Will you reproduce every line of the listing below without any change, leaving out the pictures?

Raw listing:
* * * * * * * * *

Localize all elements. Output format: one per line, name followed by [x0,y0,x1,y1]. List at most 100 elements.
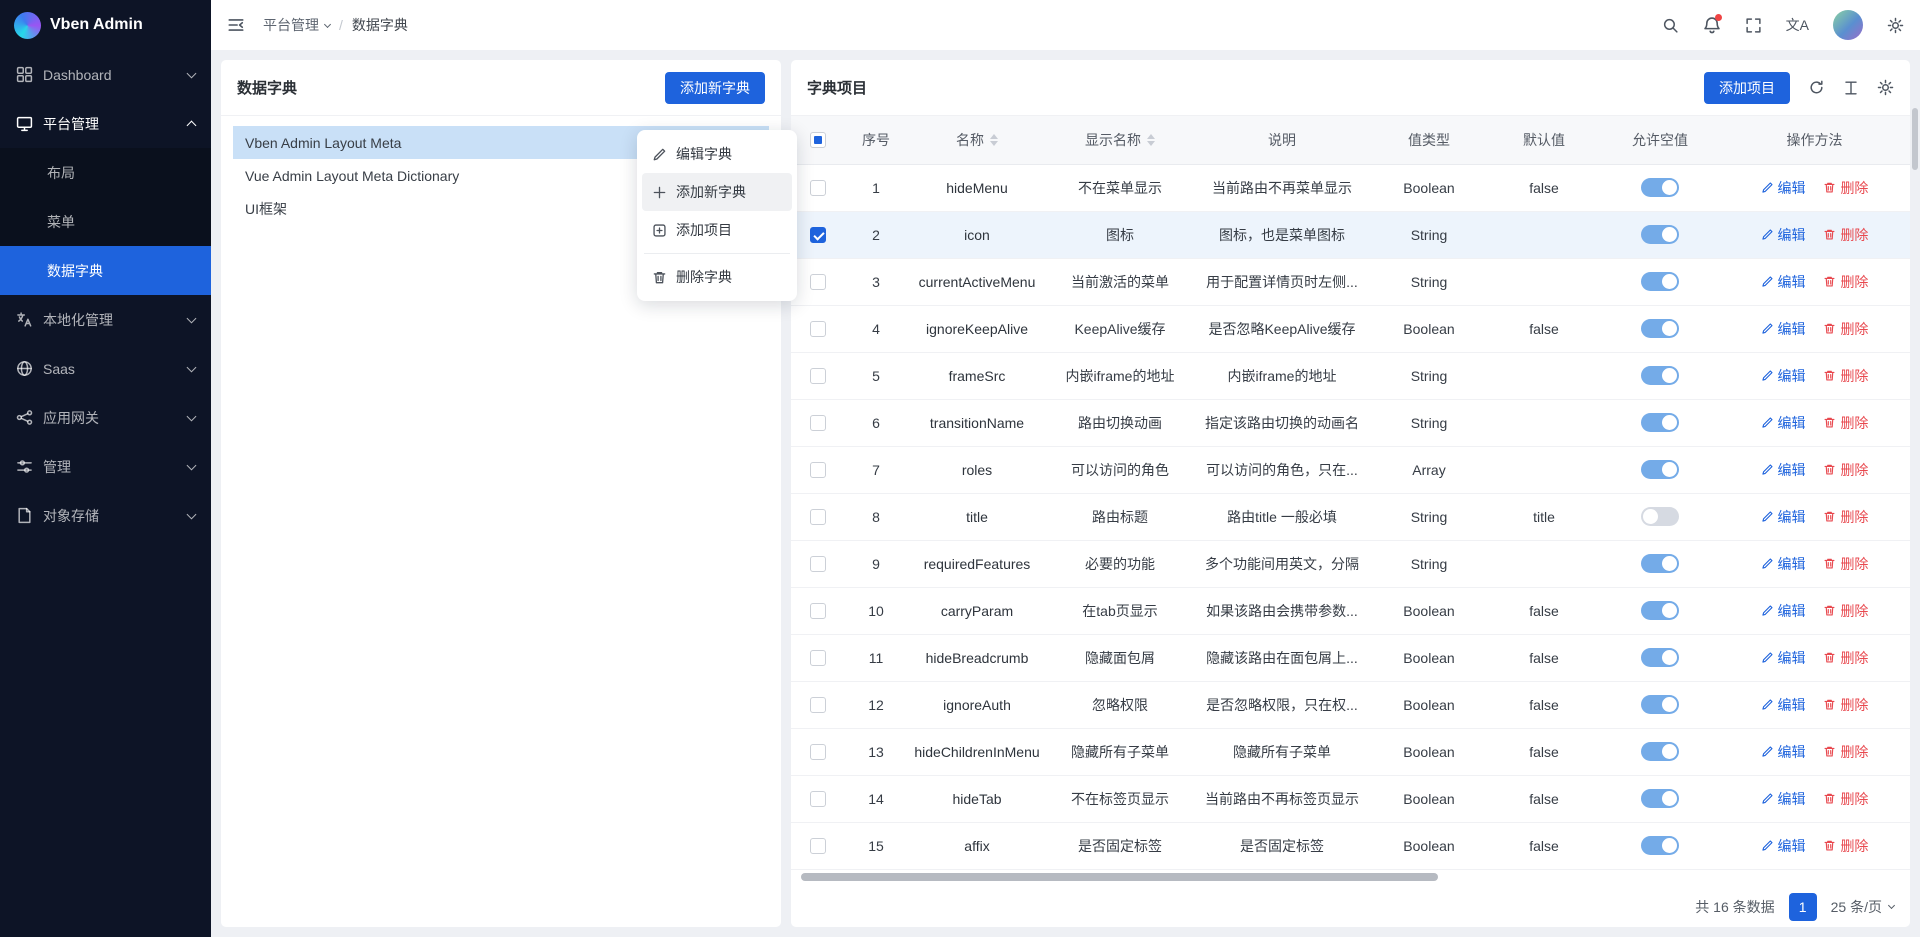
table-row[interactable]: 4 ignoreKeepAlive KeepAlive缓存 是否忽略KeepAl… [791,305,1910,352]
table-row[interactable]: 10 carryParam 在tab页显示 如果该路由会携带参数... Bool… [791,587,1910,634]
nullable-toggle[interactable] [1641,319,1679,338]
row-checkbox[interactable] [810,274,826,290]
horizontal-scrollbar-thumb[interactable] [801,873,1438,881]
table-row[interactable]: 1 hideMenu 不在菜单显示 当前路由不再菜单显示 Boolean fal… [791,164,1910,211]
row-checkbox[interactable] [810,462,826,478]
nullable-toggle[interactable] [1641,695,1679,714]
table-row[interactable]: 5 frameSrc 内嵌iframe的地址 内嵌iframe的地址 Strin… [791,352,1910,399]
row-checkbox[interactable] [810,509,826,525]
table-row[interactable]: 13 hideChildrenInMenu 隐藏所有子菜单 隐藏所有子菜单 Bo… [791,728,1910,775]
delete-link[interactable]: 删除 [1823,836,1868,856]
nullable-toggle[interactable] [1641,601,1679,620]
nullable-toggle[interactable] [1641,507,1679,526]
row-checkbox[interactable] [810,744,826,760]
sidebar-subitem-data-dictionary[interactable]: 数据字典 [0,246,211,295]
add-item-button[interactable]: 添加项目 [1704,72,1790,104]
menu-fold-icon[interactable] [227,16,245,34]
delete-link[interactable]: 删除 [1823,695,1868,715]
sidebar-subitem-layout[interactable]: 布局 [0,148,211,197]
row-checkbox[interactable] [810,697,826,713]
search-icon[interactable] [1662,17,1679,34]
table-row[interactable]: 8 title 路由标题 路由title 一般必填 String title [791,493,1910,540]
row-checkbox[interactable] [810,556,826,572]
nullable-toggle[interactable] [1641,225,1679,244]
delete-link[interactable]: 删除 [1823,601,1868,621]
context-menu-delete-dictionary[interactable]: 删除字典 [642,258,792,296]
sidebar-item-management[interactable]: 管理 [0,442,211,491]
row-checkbox[interactable] [810,368,826,384]
pagination-page-1[interactable]: 1 [1789,893,1817,921]
table-row[interactable]: 2 icon 图标 图标，也是菜单图标 String [791,211,1910,258]
nullable-toggle[interactable] [1641,366,1679,385]
logo[interactable]: Vben Admin [0,0,211,50]
delete-link[interactable]: 删除 [1823,789,1868,809]
translate-icon[interactable]: 文A [1786,18,1809,32]
edit-link[interactable]: 编辑 [1761,507,1806,527]
avatar[interactable] [1833,10,1863,40]
sort-icon[interactable] [1147,134,1155,146]
nullable-toggle[interactable] [1641,460,1679,479]
delete-link[interactable]: 删除 [1823,272,1868,292]
context-menu-add-dictionary[interactable]: 添加新字典 [642,173,792,211]
edit-link[interactable]: 编辑 [1761,695,1806,715]
delete-link[interactable]: 删除 [1823,319,1868,339]
row-height-icon[interactable] [1843,80,1859,96]
delete-link[interactable]: 删除 [1823,413,1868,433]
select-all-checkbox[interactable] [810,132,826,148]
delete-link[interactable]: 删除 [1823,460,1868,480]
table-row[interactable]: 6 transitionName 路由切换动画 指定该路由切换的动画名 Stri… [791,399,1910,446]
edit-link[interactable]: 编辑 [1761,460,1806,480]
nullable-toggle[interactable] [1641,648,1679,667]
delete-link[interactable]: 删除 [1823,507,1868,527]
table-row[interactable]: 9 requiredFeatures 必要的功能 多个功能间用英文，分隔 Str… [791,540,1910,587]
edit-link[interactable]: 编辑 [1761,601,1806,621]
table-row[interactable]: 12 ignoreAuth 忽略权限 是否忽略权限，只在权... Boolean… [791,681,1910,728]
sidebar-item-gateway[interactable]: 应用网关 [0,393,211,442]
table-row[interactable]: 11 hideBreadcrumb 隐藏面包屑 隐藏该路由在面包屑上... Bo… [791,634,1910,681]
delete-link[interactable]: 删除 [1823,225,1868,245]
sort-icon[interactable] [990,134,998,146]
table-row[interactable]: 15 affix 是否固定标签 是否固定标签 Boolean false [791,822,1910,869]
nullable-toggle[interactable] [1641,836,1679,855]
edit-link[interactable]: 编辑 [1761,554,1806,574]
column-settings-icon[interactable] [1877,79,1894,96]
table-row[interactable]: 7 roles 可以访问的角色 可以访问的角色，只在... Array [791,446,1910,493]
row-checkbox[interactable] [810,791,826,807]
edit-link[interactable]: 编辑 [1761,272,1806,292]
nullable-toggle[interactable] [1641,742,1679,761]
add-dictionary-button[interactable]: 添加新字典 [665,72,765,104]
edit-link[interactable]: 编辑 [1761,789,1806,809]
nullable-toggle[interactable] [1641,554,1679,573]
fullscreen-icon[interactable] [1745,17,1762,34]
sidebar-item-dashboard[interactable]: Dashboard [0,50,211,99]
delete-link[interactable]: 删除 [1823,366,1868,386]
edit-link[interactable]: 编辑 [1761,648,1806,668]
sidebar-item-object-storage[interactable]: 对象存储 [0,491,211,540]
sidebar-item-saas[interactable]: Saas [0,344,211,393]
context-menu-edit-dictionary[interactable]: 编辑字典 [642,135,792,173]
breadcrumb-root[interactable]: 平台管理 [263,15,330,35]
nullable-toggle[interactable] [1641,413,1679,432]
row-checkbox[interactable] [810,603,826,619]
delete-link[interactable]: 删除 [1823,648,1868,668]
edit-link[interactable]: 编辑 [1761,366,1806,386]
vertical-scrollbar-thumb[interactable] [1912,108,1918,170]
edit-link[interactable]: 编辑 [1761,178,1806,198]
edit-link[interactable]: 编辑 [1761,836,1806,856]
notification-button[interactable] [1703,16,1721,34]
refresh-icon[interactable] [1808,79,1825,96]
settings-icon[interactable] [1887,17,1904,34]
nullable-toggle[interactable] [1641,178,1679,197]
sidebar-item-localization[interactable]: 本地化管理 [0,295,211,344]
delete-link[interactable]: 删除 [1823,742,1868,762]
row-checkbox[interactable] [810,227,826,243]
nullable-toggle[interactable] [1641,789,1679,808]
row-checkbox[interactable] [810,180,826,196]
table-row[interactable]: 3 currentActiveMenu 当前激活的菜单 用于配置详情页时左侧..… [791,258,1910,305]
table-row[interactable]: 14 hideTab 不在标签页显示 当前路由不再标签页显示 Boolean f… [791,775,1910,822]
row-checkbox[interactable] [810,838,826,854]
sidebar-item-platform-management[interactable]: 平台管理 [0,99,211,148]
context-menu-add-item[interactable]: 添加项目 [642,211,792,249]
nullable-toggle[interactable] [1641,272,1679,291]
sidebar-subitem-menu[interactable]: 菜单 [0,197,211,246]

* * * * * * * * *

The completed task:
Localize all elements. Output format: one per line, name followed by [x0,y0,x1,y1]. List at most 100 elements.
table-row[interactable]: 4 ignoreKeepAlive KeepAlive缓存 是否忽略KeepAl… [791,305,1910,352]
table-row[interactable]: 10 carryParam 在tab页显示 如果该路由会携带参数... Bool… [791,587,1910,634]
nullable-toggle[interactable] [1641,319,1679,338]
row-checkbox[interactable] [810,274,826,290]
horizontal-scrollbar-thumb[interactable] [801,873,1438,881]
table-row[interactable]: 1 hideMenu 不在菜单显示 当前路由不再菜单显示 Boolean fal… [791,164,1910,211]
row-checkbox[interactable] [810,462,826,478]
nullable-toggle[interactable] [1641,695,1679,714]
table-row[interactable]: 5 frameSrc 内嵌iframe的地址 内嵌iframe的地址 Strin… [791,352,1910,399]
row-checkbox[interactable] [810,509,826,525]
table-row[interactable]: 13 hideChildrenInMenu 隐藏所有子菜单 隐藏所有子菜单 Bo… [791,728,1910,775]
delete-link[interactable]: 删除 [1823,836,1868,856]
nullable-toggle[interactable] [1641,601,1679,620]
nullable-toggle[interactable] [1641,507,1679,526]
row-checkbox[interactable] [810,744,826,760]
sidebar-subitem-data-dictionary[interactable]: 数据字典 [0,246,211,295]
add-item-button[interactable]: 添加项目 [1704,72,1790,104]
menu-fold-icon[interactable] [227,16,245,34]
delete-link[interactable]: 删除 [1823,695,1868,715]
sidebar-subitem-layout[interactable]: 布局 [0,148,211,197]
row-checkbox[interactable] [810,697,826,713]
search-icon[interactable] [1662,17,1679,34]
table-row[interactable]: 8 title 路由标题 路由title 一般必填 String title [791,493,1910,540]
row-checkbox[interactable] [810,556,826,572]
nullable-toggle[interactable] [1641,225,1679,244]
delete-link[interactable]: 删除 [1823,601,1868,621]
context-menu-delete-dictionary[interactable]: 删除字典 [642,258,792,296]
sidebar-item-management[interactable]: 管理 [0,442,211,491]
row-checkbox[interactable] [810,368,826,384]
pagination-page-1[interactable]: 1 [1789,893,1817,921]
table-row[interactable]: 2 icon 图标 图标，也是菜单图标 String [791,211,1910,258]
nullable-toggle[interactable] [1641,366,1679,385]
logo[interactable]: Vben Admin [0,0,211,50]
delete-link[interactable]: 删除 [1823,789,1868,809]
translate-icon[interactable]: 文A [1786,18,1809,32]
edit-link[interactable]: 编辑 [1761,507,1806,527]
avatar[interactable] [1833,10,1863,40]
sort-icon[interactable] [1147,134,1155,146]
nullable-toggle[interactable] [1641,460,1679,479]
delete-link[interactable]: 删除 [1823,272,1868,292]
context-menu-add-dictionary[interactable]: 添加新字典 [642,173,792,211]
edit-link[interactable]: 编辑 [1761,695,1806,715]
delete-link[interactable]: 删除 [1823,319,1868,339]
row-height-icon[interactable] [1843,80,1859,96]
delete-link[interactable]: 删除 [1823,413,1868,433]
select-all-checkbox[interactable] [810,132,826,148]
delete-link[interactable]: 删除 [1823,460,1868,480]
table-row[interactable]: 6 transitionName 路由切换动画 指定该路由切换的动画名 Stri… [791,399,1910,446]
edit-link[interactable]: 编辑 [1761,460,1806,480]
nullable-toggle[interactable] [1641,648,1679,667]
delete-link[interactable]: 删除 [1823,507,1868,527]
table-row[interactable]: 9 requiredFeatures 必要的功能 多个功能间用英文，分隔 Str… [791,540,1910,587]
edit-link[interactable]: 编辑 [1761,601,1806,621]
table-row[interactable]: 12 ignoreAuth 忽略权限 是否忽略权限，只在权... Boolean… [791,681,1910,728]
sidebar-item-gateway[interactable]: 应用网关 [0,393,211,442]
table-row[interactable]: 11 hideBreadcrumb 隐藏面包屑 隐藏该路由在面包屑上... Bo… [791,634,1910,681]
delete-link[interactable]: 删除 [1823,225,1868,245]
sort-icon[interactable] [990,134,998,146]
table-row[interactable]: 15 affix 是否固定标签 是否固定标签 Boolean false [791,822,1910,869]
nullable-toggle[interactable] [1641,836,1679,855]
edit-link[interactable]: 编辑 [1761,554,1806,574]
column-settings-icon[interactable] [1877,79,1894,96]
table-row[interactable]: 7 roles 可以访问的角色 可以访问的角色，只在... Array [791,446,1910,493]
row-checkbox[interactable] [810,791,826,807]
edit-link[interactable]: 编辑 [1761,272,1806,292]
nullable-toggle[interactable] [1641,742,1679,761]
add-dictionary-button[interactable]: 添加新字典 [665,72,765,104]
edit-link[interactable]: 编辑 [1761,789,1806,809]
nullable-toggle[interactable] [1641,554,1679,573]
fullscreen-icon[interactable] [1745,17,1762,34]
sidebar-item-dashboard[interactable]: Dashboard [0,50,211,99]
delete-link[interactable]: 删除 [1823,366,1868,386]
edit-link[interactable]: 编辑 [1761,648,1806,668]
sidebar-item-object-storage[interactable]: 对象存储 [0,491,211,540]
sidebar-item-saas[interactable]: Saas [0,344,211,393]
context-menu-edit-dictionary[interactable]: 编辑字典 [642,135,792,173]
breadcrumb-root[interactable]: 平台管理 [263,15,330,35]
nullable-toggle[interactable] [1641,413,1679,432]
row-checkbox[interactable] [810,603,826,619]
delete-link[interactable]: 删除 [1823,648,1868,668]
edit-link[interactable]: 编辑 [1761,366,1806,386]
vertical-scrollbar-thumb[interactable] [1912,108,1918,170]
edit-link[interactable]: 编辑 [1761,178,1806,198]
edit-link[interactable]: 编辑 [1761,836,1806,856]
notification-button[interactable] [1703,16,1721,34]
refresh-icon[interactable] [1808,79,1825,96]
settings-icon[interactable] [1887,17,1904,34]
nullable-toggle[interactable] [1641,178,1679,197]
sidebar-item-localization[interactable]: 本地化管理 [0,295,211,344]
delete-link[interactable]: 删除 [1823,742,1868,762]
row-checkbox[interactable] [810,227,826,243]
nullable-toggle[interactable] [1641,789,1679,808]
row-checkbox[interactable] [810,180,826,196]
table-row[interactable]: 3 currentActiveMenu 当前激活的菜单 用于配置详情页时左侧..… [791,258,1910,305]
table-row[interactable]: 14 hideTab 不在标签页显示 当前路由不再标签页显示 Boolean f… [791,775,1910,822]
row-checkbox[interactable] [810,838,826,854]
sidebar-item-platform-management[interactable]: 平台管理 [0,99,211,148]
context-menu-add-item[interactable]: 添加项目 [642,211,792,249]
nullable-toggle[interactable] [1641,272,1679,291]
sidebar-subitem-menu[interactable]: 菜单 [0,197,211,246]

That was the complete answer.